* [Problem to solve]: Copy out all lines that carry the word "Moon".

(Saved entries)
○ ○ ○ ○ ○
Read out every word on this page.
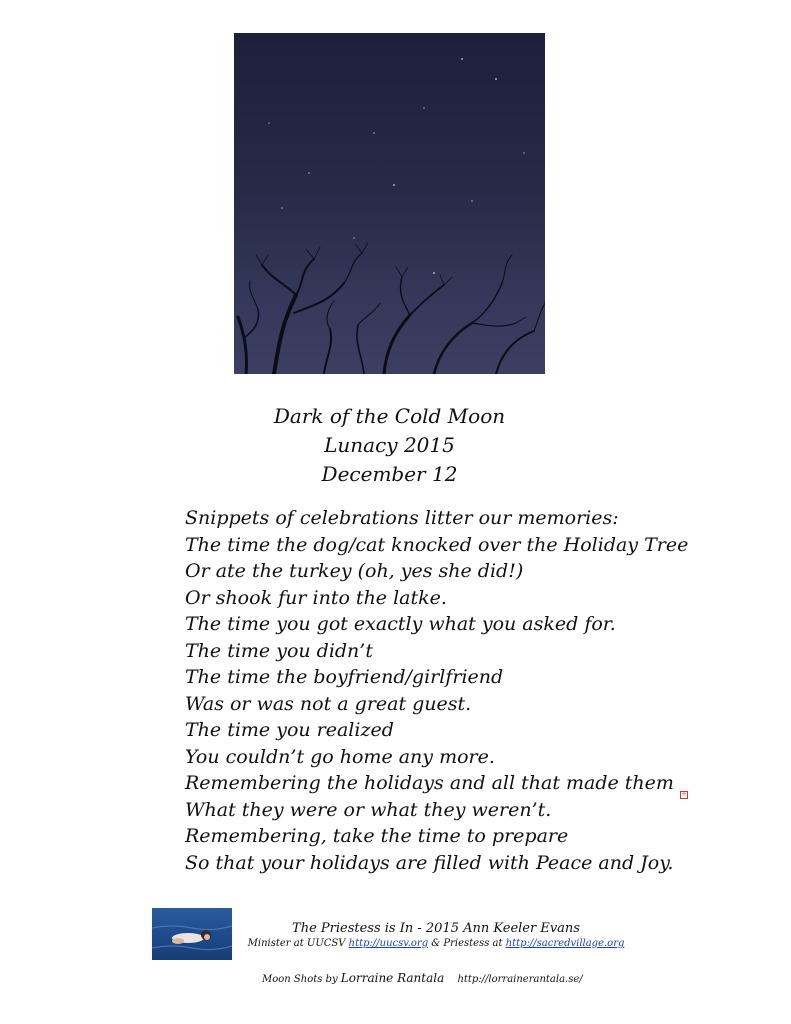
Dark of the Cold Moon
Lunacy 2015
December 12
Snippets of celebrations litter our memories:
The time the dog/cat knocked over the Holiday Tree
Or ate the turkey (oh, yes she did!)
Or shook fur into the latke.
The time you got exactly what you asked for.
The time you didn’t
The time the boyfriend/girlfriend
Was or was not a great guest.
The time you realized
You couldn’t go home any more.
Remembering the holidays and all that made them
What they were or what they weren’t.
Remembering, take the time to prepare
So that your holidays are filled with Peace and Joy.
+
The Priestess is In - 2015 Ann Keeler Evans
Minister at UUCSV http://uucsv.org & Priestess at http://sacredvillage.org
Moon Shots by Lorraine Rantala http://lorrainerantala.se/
○ ○ ○ ○ ○
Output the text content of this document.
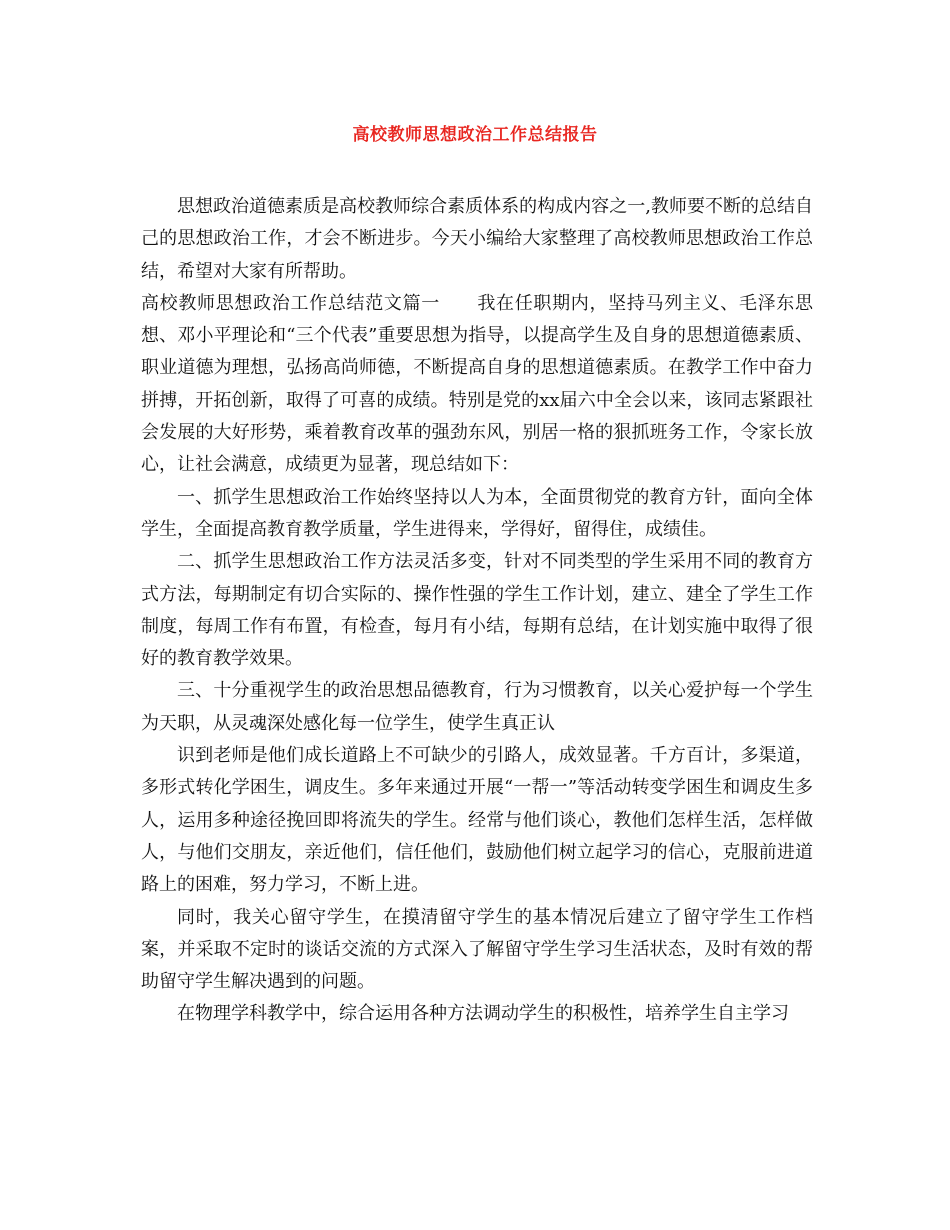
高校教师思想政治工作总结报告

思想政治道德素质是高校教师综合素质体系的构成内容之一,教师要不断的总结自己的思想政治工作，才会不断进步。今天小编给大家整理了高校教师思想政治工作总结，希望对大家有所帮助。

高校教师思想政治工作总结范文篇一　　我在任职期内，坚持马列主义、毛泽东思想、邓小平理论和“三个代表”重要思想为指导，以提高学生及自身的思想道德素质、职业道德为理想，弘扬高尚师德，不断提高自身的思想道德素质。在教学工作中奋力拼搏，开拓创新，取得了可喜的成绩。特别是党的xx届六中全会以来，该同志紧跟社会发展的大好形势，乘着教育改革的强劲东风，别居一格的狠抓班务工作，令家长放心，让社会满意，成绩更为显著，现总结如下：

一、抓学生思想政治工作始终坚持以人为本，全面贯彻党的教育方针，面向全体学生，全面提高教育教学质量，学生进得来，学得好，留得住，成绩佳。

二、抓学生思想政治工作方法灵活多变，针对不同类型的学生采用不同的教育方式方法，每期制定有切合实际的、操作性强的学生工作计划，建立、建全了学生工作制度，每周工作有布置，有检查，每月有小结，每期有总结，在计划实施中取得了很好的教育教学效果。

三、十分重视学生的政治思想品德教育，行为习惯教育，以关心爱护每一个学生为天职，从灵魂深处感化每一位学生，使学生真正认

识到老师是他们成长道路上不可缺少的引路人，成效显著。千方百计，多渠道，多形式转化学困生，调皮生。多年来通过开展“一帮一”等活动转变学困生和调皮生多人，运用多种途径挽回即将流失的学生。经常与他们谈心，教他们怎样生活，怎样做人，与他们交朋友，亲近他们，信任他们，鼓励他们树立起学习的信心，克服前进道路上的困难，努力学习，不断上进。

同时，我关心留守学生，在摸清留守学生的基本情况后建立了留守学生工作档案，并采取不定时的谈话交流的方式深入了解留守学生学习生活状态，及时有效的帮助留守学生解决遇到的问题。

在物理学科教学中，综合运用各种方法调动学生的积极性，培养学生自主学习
○ ○ ○ ○ ○
* [Result of this exercise]:
Dark of the Cold Moon
Moon Shots by Lorraine Rantala http://lorrainerantala.se/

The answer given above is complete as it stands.